:: Stored records ::
▬▬▬▬▬▬
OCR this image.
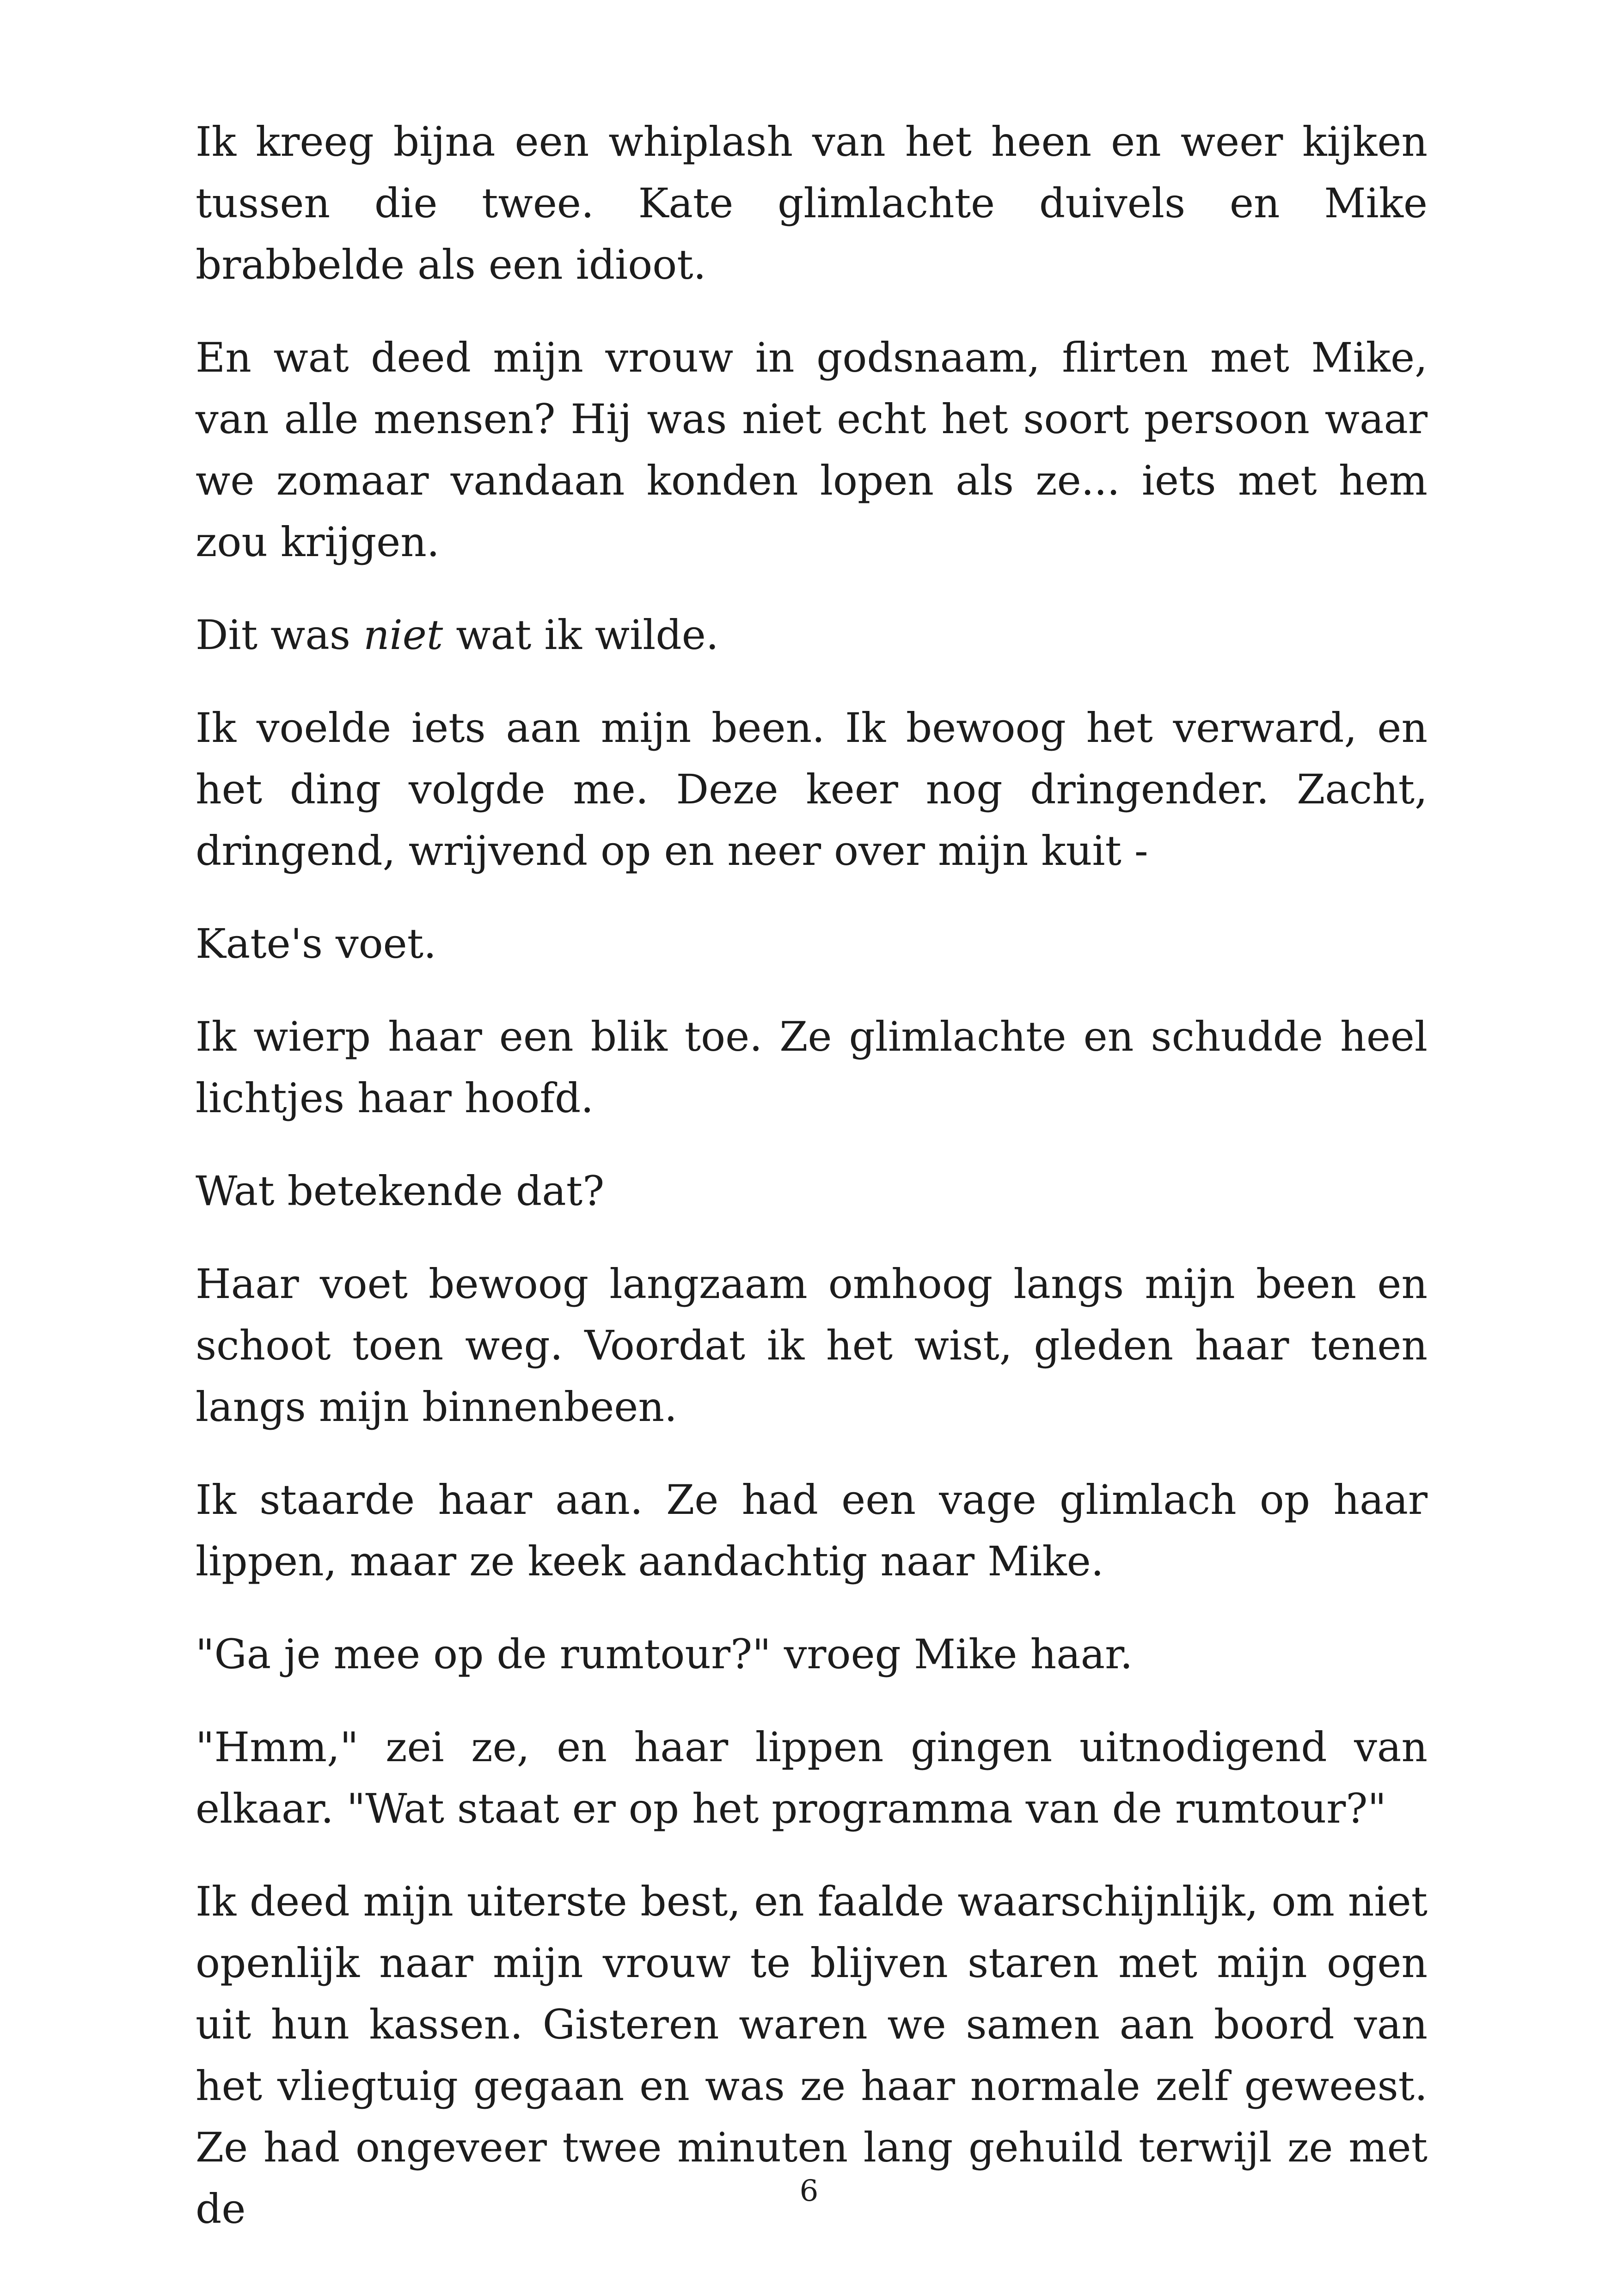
Ik kreeg bijna een whiplash van het heen en weer kijken tussen die twee. Kate glimlachte duivels en Mike brabbelde als een idioot.

En wat deed mijn vrouw in godsnaam, flirten met Mike, van alle mensen? Hij was niet echt het soort persoon waar we zomaar vandaan konden lopen als ze... iets met hem zou krijgen.

Dit was niet wat ik wilde.

Ik voelde iets aan mijn been. Ik bewoog het verward, en het ding volgde me. Deze keer nog dringender. Zacht, dringend, wrijvend op en neer over mijn kuit -

Kate's voet.

Ik wierp haar een blik toe. Ze glimlachte en schudde heel lichtjes haar hoofd.

Wat betekende dat?

Haar voet bewoog langzaam omhoog langs mijn been en schoot toen weg. Voordat ik het wist, gleden haar tenen langs mijn binnenbeen.

Ik staarde haar aan. Ze had een vage glimlach op haar lippen, maar ze keek aandachtig naar Mike.

"Ga je mee op de rumtour?" vroeg Mike haar.

"Hmm," zei ze, en haar lippen gingen uitnodigend van elkaar. "Wat staat er op het programma van de rumtour?"

Ik deed mijn uiterste best, en faalde waarschijnlijk, om niet openlijk naar mijn vrouw te blijven staren met mijn ogen uit hun kassen. Gisteren waren we samen aan boord van het vliegtuig gegaan en was ze haar normale zelf geweest. Ze had ongeveer twee minuten lang gehuild terwijl ze met de	6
▬▬▬▬▬▬
Give back every line exactly as it stands, pictures excluded.

:: ANSWER TO THIS PROBLEM ::
OCR this image.
Ik kreeg bijna een whiplash van het heen en weer kijken tussen die twee. Kate glimlachte duivels en Mike brabbelde als een idioot.

En wat deed mijn vrouw in godsnaam, flirten met Mike, van alle mensen? Hij was niet echt het soort persoon waar we zomaar vandaan konden lopen als ze... iets met hem zou krijgen.

Dit was niet wat ik wilde.

Ik voelde iets aan mijn been. Ik bewoog het verward, en het ding volgde me. Deze keer nog dringender. Zacht, dringend, wrijvend op en neer over mijn kuit -

Kate's voet.

Ik wierp haar een blik toe. Ze glimlachte en schudde heel lichtjes haar hoofd.

Wat betekende dat?

Haar voet bewoog langzaam omhoog langs mijn been en schoot toen weg. Voordat ik het wist, gleden haar tenen langs mijn binnenbeen.

Ik staarde haar aan. Ze had een vage glimlach op haar lippen, maar ze keek aandachtig naar Mike.

"Ga je mee op de rumtour?" vroeg Mike haar.

"Hmm," zei ze, en haar lippen gingen uitnodigend van elkaar. "Wat staat er op het programma van de rumtour?"

Ik deed mijn uiterste best, en faalde waarschijnlijk, om niet openlijk naar mijn vrouw te blijven staren met mijn ogen uit hun kassen. Gisteren waren we samen aan boord van het vliegtuig gegaan en was ze haar normale zelf geweest. Ze had ongeveer twee minuten lang gehuild terwijl ze met de	6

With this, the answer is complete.